#### AIM
Write out every entry exactly as it appears.

##### DATA SHOWN

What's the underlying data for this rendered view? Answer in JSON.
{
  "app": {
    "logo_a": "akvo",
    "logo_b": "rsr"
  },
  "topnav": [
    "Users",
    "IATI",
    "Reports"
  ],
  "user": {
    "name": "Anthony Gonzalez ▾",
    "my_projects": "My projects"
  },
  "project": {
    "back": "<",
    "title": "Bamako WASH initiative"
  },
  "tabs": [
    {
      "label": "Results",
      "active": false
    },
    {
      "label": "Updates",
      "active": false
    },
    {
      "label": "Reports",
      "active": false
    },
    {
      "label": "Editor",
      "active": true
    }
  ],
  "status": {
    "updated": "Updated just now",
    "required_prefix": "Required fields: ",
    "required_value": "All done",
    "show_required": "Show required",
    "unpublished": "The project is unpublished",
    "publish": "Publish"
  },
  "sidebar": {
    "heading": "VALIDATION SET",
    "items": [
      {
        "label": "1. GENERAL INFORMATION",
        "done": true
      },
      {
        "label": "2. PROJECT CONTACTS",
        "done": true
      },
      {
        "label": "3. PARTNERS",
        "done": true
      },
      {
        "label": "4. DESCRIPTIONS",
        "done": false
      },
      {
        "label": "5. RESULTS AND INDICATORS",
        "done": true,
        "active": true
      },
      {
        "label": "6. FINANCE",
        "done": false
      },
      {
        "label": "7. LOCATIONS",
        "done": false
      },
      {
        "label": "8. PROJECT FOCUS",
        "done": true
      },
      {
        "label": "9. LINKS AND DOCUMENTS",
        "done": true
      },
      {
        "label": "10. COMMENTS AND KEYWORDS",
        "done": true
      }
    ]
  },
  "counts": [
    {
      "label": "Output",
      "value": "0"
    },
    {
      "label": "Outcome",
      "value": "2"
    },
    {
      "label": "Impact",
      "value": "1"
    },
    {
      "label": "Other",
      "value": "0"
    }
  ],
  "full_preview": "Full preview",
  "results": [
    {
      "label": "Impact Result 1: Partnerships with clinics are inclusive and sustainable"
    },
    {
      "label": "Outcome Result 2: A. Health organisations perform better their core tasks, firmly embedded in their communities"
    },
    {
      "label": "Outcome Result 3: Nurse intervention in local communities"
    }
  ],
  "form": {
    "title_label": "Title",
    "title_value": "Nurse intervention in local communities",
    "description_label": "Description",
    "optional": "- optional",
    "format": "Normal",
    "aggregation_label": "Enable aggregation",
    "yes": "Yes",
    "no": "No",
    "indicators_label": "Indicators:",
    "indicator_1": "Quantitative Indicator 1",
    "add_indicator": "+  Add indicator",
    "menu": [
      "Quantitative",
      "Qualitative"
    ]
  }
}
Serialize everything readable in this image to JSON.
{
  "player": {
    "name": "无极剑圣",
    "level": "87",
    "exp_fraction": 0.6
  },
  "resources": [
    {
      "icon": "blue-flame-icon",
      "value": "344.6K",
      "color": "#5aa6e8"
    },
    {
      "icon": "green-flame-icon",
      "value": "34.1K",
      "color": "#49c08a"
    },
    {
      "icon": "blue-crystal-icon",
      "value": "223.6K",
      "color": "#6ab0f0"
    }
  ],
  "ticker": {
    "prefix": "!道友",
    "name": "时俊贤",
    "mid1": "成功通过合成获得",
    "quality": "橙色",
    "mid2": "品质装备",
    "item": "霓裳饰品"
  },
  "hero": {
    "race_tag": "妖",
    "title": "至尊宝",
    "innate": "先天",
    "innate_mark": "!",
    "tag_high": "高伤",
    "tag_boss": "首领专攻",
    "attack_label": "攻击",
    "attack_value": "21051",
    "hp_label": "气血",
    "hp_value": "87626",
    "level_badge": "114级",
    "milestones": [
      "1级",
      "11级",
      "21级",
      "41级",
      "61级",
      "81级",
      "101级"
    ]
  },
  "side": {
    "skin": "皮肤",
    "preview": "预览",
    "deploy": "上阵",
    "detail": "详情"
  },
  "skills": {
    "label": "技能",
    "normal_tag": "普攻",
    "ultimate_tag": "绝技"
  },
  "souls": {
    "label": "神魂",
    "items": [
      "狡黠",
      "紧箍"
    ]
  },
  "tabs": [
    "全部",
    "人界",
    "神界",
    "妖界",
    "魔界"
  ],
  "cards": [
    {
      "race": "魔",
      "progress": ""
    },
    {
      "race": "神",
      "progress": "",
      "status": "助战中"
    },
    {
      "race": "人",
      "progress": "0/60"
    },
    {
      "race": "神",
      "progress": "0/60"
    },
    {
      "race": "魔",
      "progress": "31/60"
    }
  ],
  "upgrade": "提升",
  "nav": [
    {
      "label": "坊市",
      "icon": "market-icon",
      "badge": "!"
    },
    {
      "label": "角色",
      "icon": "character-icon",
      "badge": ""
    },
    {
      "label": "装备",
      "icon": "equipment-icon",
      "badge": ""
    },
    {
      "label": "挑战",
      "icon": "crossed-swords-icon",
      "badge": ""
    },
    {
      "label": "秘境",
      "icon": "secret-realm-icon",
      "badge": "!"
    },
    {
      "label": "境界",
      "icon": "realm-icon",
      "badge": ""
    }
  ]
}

##########

#### THE RESULT
What's the underlying data for this rendered view? Answer in JSON.
{
  "app": {
    "logo_a": "akvo",
    "logo_b": "rsr"
  },
  "topnav": [
    "Users",
    "IATI",
    "Reports"
  ],
  "user": {
    "name": "Anthony Gonzalez ▾",
    "my_projects": "My projects"
  },
  "project": {
    "back": "<",
    "title": "Bamako WASH initiative"
  },
  "tabs": [
    {
      "label": "Results",
      "active": false
    },
    {
      "label": "Updates",
      "active": false
    },
    {
      "label": "Reports",
      "active": false
    },
    {
      "label": "Editor",
      "active": true
    }
  ],
  "status": {
    "updated": "Updated just now",
    "required_prefix": "Required fields: ",
    "required_value": "All done",
    "show_required": "Show required",
    "unpublished": "The project is unpublished",
    "publish": "Publish"
  },
  "sidebar": {
    "heading": "VALIDATION SET",
    "items": [
      {
        "label": "1. GENERAL INFORMATION",
        "done": true
      },
      {
        "label": "2. PROJECT CONTACTS",
        "done": true
      },
      {
        "label": "3. PARTNERS",
        "done": true
      },
      {
        "label": "4. DESCRIPTIONS",
        "done": false
      },
      {
        "label": "5. RESULTS AND INDICATORS",
        "done": true,
        "active": true
      },
      {
        "label": "6. FINANCE",
        "done": false
      },
      {
        "label": "7. LOCATIONS",
        "done": false
      },
      {
        "label": "8. PROJECT FOCUS",
        "done": true
      },
      {
        "label": "9. LINKS AND DOCUMENTS",
        "done": true
      },
      {
        "label": "10. COMMENTS AND KEYWORDS",
        "done": true
      }
    ]
  },
  "counts": [
    {
      "label": "Output",
      "value": "0"
    },
    {
      "label": "Outcome",
      "value": "2"
    },
    {
      "label": "Impact",
      "value": "1"
    },
    {
      "label": "Other",
      "value": "0"
    }
  ],
  "full_preview": "Full preview",
  "results": [
    {
      "label": "Impact Result 1: Partnerships with clinics are inclusive and sustainable"
    },
    {
      "label": "Outcome Result 2: A. Health organisations perform better their core tasks, firmly embedded in their communities"
    },
    {
      "label": "Outcome Result 3: Nurse intervention in local communities"
    }
  ],
  "form": {
    "title_label": "Title",
    "title_value": "Nurse intervention in local communities",
    "description_label": "Description",
    "optional": "- optional",
    "format": "Normal",
    "aggregation_label": "Enable aggregation",
    "yes": "Yes",
    "no": "No",
    "indicators_label": "Indicators:",
    "indicator_1": "Quantitative Indicator 1",
    "add_indicator": "+  Add indicator",
    "menu": [
      "Quantitative",
      "Qualitative"
    ]
  }
}
Serialize everything readable in this image to JSON.
{
  "player": {
    "name": "无极剑圣",
    "level": "87",
    "exp_fraction": 0.6
  },
  "resources": [
    {
      "icon": "blue-flame-icon",
      "value": "344.6K",
      "color": "#5aa6e8"
    },
    {
      "icon": "green-flame-icon",
      "value": "34.1K",
      "color": "#49c08a"
    },
    {
      "icon": "blue-crystal-icon",
      "value": "223.6K",
      "color": "#6ab0f0"
    }
  ],
  "ticker": {
    "prefix": "!道友",
    "name": "时俊贤",
    "mid1": "成功通过合成获得",
    "quality": "橙色",
    "mid2": "品质装备",
    "item": "霓裳饰品"
  },
  "hero": {
    "race_tag": "妖",
    "title": "至尊宝",
    "innate": "先天",
    "innate_mark": "!",
    "tag_high": "高伤",
    "tag_boss": "首领专攻",
    "attack_label": "攻击",
    "attack_value": "21051",
    "hp_label": "气血",
    "hp_value": "87626",
    "level_badge": "114级",
    "milestones": [
      "1级",
      "11级",
      "21级",
      "41级",
      "61级",
      "81级",
      "101级"
    ]
  },
  "side": {
    "skin": "皮肤",
    "preview": "预览",
    "deploy": "上阵",
    "detail": "详情"
  },
  "skills": {
    "label": "技能",
    "normal_tag": "普攻",
    "ultimate_tag": "绝技"
  },
  "souls": {
    "label": "神魂",
    "items": [
      "狡黠",
      "紧箍"
    ]
  },
  "tabs": [
    "全部",
    "人界",
    "神界",
    "妖界",
    "魔界"
  ],
  "cards": [
    {
      "race": "魔",
      "progress": ""
    },
    {
      "race": "神",
      "progress": "",
      "status": "助战中"
    },
    {
      "race": "人",
      "progress": "0/60"
    },
    {
      "race": "神",
      "progress": "0/60"
    },
    {
      "race": "魔",
      "progress": "31/60"
    }
  ],
  "upgrade": "提升",
  "nav": [
    {
      "label": "坊市",
      "icon": "market-icon",
      "badge": "!"
    },
    {
      "label": "角色",
      "icon": "character-icon",
      "badge": ""
    },
    {
      "label": "装备",
      "icon": "equipment-icon",
      "badge": ""
    },
    {
      "label": "挑战",
      "icon": "crossed-swords-icon",
      "badge": ""
    },
    {
      "label": "秘境",
      "icon": "secret-realm-icon",
      "badge": "!"
    },
    {
      "label": "境界",
      "icon": "realm-icon",
      "badge": ""
    }
  ]
}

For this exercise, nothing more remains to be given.